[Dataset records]
━━━━━━━━━━━━━━━━━━━━━━━━━━━━━━
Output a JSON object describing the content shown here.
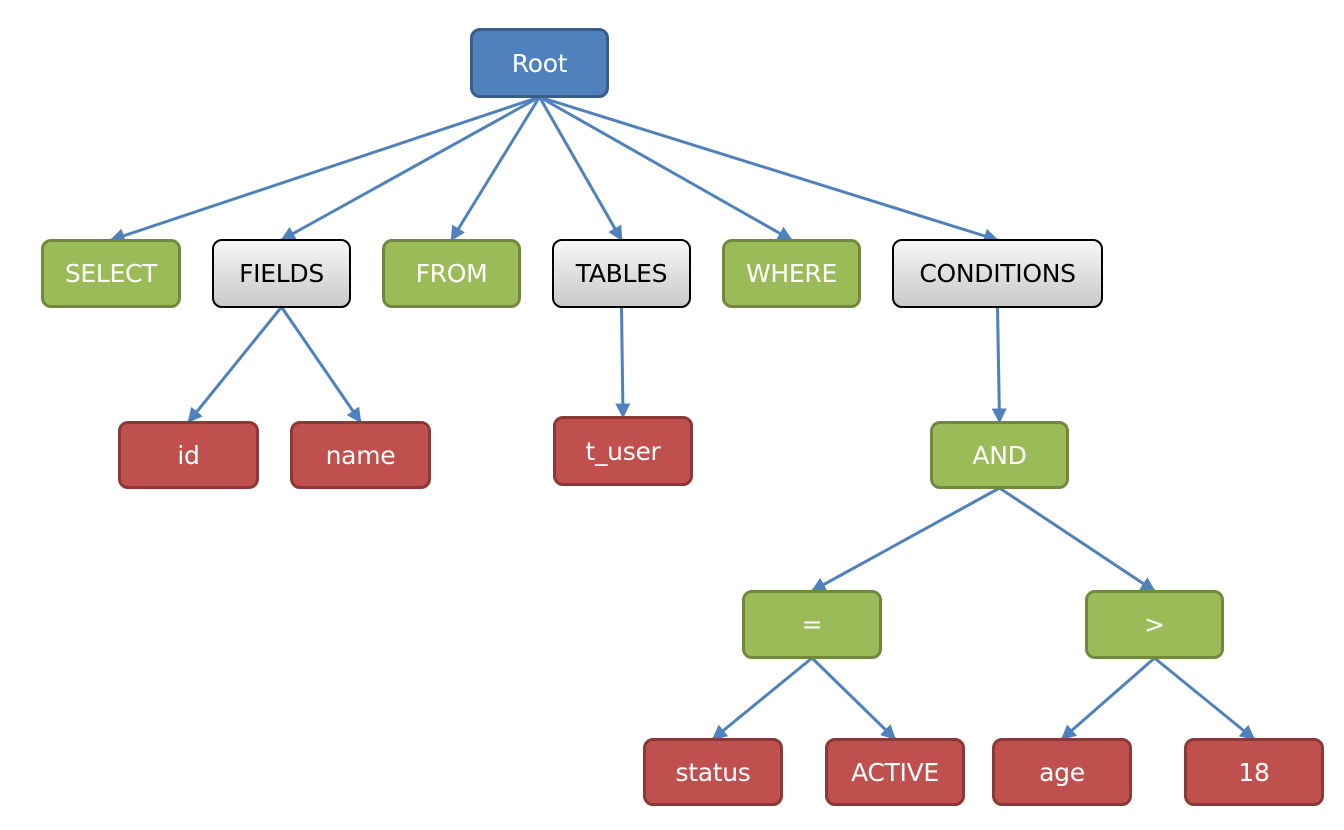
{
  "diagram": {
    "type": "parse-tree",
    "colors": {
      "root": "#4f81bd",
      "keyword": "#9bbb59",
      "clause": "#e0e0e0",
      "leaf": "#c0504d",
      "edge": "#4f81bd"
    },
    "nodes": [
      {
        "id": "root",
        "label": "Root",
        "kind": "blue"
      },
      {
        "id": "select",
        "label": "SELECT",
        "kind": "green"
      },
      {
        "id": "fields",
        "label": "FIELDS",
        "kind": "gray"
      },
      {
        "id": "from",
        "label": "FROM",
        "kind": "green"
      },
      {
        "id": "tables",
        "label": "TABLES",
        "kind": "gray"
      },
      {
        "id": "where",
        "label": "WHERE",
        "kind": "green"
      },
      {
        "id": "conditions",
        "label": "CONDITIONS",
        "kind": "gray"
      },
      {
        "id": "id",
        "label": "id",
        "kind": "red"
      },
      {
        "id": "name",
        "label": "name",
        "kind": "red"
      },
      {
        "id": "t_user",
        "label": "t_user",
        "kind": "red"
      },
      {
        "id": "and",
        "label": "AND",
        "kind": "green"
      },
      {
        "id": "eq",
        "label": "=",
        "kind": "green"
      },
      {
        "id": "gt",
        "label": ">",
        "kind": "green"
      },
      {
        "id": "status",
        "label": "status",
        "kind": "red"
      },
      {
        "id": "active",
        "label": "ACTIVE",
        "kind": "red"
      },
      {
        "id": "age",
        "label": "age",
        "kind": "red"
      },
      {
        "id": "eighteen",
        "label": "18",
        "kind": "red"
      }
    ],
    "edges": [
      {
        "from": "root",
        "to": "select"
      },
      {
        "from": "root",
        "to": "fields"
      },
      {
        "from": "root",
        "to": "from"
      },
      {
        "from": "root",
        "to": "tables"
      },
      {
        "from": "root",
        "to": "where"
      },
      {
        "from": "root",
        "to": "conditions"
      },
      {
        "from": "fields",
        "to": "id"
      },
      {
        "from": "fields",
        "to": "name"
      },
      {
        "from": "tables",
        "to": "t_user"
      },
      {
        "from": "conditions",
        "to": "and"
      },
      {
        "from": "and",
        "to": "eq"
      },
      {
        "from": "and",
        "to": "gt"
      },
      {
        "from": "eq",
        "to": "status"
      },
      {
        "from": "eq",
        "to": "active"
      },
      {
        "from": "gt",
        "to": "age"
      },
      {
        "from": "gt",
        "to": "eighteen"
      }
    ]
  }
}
━━━━━━━━━━━━━━━━━━━━━━━━━━━━━━
▸ **EXERCISE PROMPT**:
Leave the pictures out and print the records above exactly as they stand.

▸ **SOLVED EXERCISE**:
Output a JSON object describing the content shown here.
{
  "diagram": {
    "type": "parse-tree",
    "colors": {
      "root": "#4f81bd",
      "keyword": "#9bbb59",
      "clause": "#e0e0e0",
      "leaf": "#c0504d",
      "edge": "#4f81bd"
    },
    "nodes": [
      {
        "id": "root",
        "label": "Root",
        "kind": "blue"
      },
      {
        "id": "select",
        "label": "SELECT",
        "kind": "green"
      },
      {
        "id": "fields",
        "label": "FIELDS",
        "kind": "gray"
      },
      {
        "id": "from",
        "label": "FROM",
        "kind": "green"
      },
      {
        "id": "tables",
        "label": "TABLES",
        "kind": "gray"
      },
      {
        "id": "where",
        "label": "WHERE",
        "kind": "green"
      },
      {
        "id": "conditions",
        "label": "CONDITIONS",
        "kind": "gray"
      },
      {
        "id": "id",
        "label": "id",
        "kind": "red"
      },
      {
        "id": "name",
        "label": "name",
        "kind": "red"
      },
      {
        "id": "t_user",
        "label": "t_user",
        "kind": "red"
      },
      {
        "id": "and",
        "label": "AND",
        "kind": "green"
      },
      {
        "id": "eq",
        "label": "=",
        "kind": "green"
      },
      {
        "id": "gt",
        "label": ">",
        "kind": "green"
      },
      {
        "id": "status",
        "label": "status",
        "kind": "red"
      },
      {
        "id": "active",
        "label": "ACTIVE",
        "kind": "red"
      },
      {
        "id": "age",
        "label": "age",
        "kind": "red"
      },
      {
        "id": "eighteen",
        "label": "18",
        "kind": "red"
      }
    ],
    "edges": [
      {
        "from": "root",
        "to": "select"
      },
      {
        "from": "root",
        "to": "fields"
      },
      {
        "from": "root",
        "to": "from"
      },
      {
        "from": "root",
        "to": "tables"
      },
      {
        "from": "root",
        "to": "where"
      },
      {
        "from": "root",
        "to": "conditions"
      },
      {
        "from": "fields",
        "to": "id"
      },
      {
        "from": "fields",
        "to": "name"
      },
      {
        "from": "tables",
        "to": "t_user"
      },
      {
        "from": "conditions",
        "to": "and"
      },
      {
        "from": "and",
        "to": "eq"
      },
      {
        "from": "and",
        "to": "gt"
      },
      {
        "from": "eq",
        "to": "status"
      },
      {
        "from": "eq",
        "to": "active"
      },
      {
        "from": "gt",
        "to": "age"
      },
      {
        "from": "gt",
        "to": "eighteen"
      }
    ]
  }
}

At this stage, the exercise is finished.